Work instructions = Can you pull out each line of the data below that includes the word "JSON"?
— start of Dataset extract —
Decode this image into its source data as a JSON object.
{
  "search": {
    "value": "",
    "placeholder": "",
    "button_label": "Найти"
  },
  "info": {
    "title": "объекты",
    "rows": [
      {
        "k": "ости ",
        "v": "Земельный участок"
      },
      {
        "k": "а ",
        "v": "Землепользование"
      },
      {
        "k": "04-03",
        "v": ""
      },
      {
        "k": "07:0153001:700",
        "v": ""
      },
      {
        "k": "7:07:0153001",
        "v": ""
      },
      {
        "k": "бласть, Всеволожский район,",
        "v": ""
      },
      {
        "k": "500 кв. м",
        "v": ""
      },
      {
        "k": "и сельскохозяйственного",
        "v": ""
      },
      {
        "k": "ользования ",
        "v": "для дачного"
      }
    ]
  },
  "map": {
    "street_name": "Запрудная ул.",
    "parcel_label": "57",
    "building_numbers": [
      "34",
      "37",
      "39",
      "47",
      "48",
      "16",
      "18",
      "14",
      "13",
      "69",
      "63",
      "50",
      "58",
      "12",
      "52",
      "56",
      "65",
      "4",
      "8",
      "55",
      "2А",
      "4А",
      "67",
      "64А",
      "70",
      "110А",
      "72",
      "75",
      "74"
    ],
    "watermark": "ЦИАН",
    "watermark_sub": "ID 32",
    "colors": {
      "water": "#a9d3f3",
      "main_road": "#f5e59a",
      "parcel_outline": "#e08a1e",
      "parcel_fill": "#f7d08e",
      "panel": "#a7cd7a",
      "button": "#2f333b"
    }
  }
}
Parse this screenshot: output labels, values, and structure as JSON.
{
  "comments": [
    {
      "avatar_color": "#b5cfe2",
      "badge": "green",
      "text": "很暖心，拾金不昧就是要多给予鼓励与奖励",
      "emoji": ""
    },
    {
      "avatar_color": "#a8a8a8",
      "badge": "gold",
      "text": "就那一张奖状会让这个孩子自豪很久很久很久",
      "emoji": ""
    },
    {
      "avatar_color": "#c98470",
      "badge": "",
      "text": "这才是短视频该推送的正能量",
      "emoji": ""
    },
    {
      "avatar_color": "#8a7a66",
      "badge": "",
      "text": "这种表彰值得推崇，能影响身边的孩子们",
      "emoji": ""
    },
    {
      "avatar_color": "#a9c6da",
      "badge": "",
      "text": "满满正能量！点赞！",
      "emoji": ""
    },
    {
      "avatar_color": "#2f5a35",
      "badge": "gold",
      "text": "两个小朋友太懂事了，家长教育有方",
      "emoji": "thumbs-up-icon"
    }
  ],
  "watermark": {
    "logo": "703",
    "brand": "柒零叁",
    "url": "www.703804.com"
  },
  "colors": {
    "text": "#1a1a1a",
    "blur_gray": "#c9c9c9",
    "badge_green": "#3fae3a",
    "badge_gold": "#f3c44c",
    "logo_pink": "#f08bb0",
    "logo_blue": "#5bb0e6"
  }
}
— end of Dataset extract —
Correct response =
Decode this image into its source data as a JSON object.
Parse this screenshot: output labels, values, and structure as JSON.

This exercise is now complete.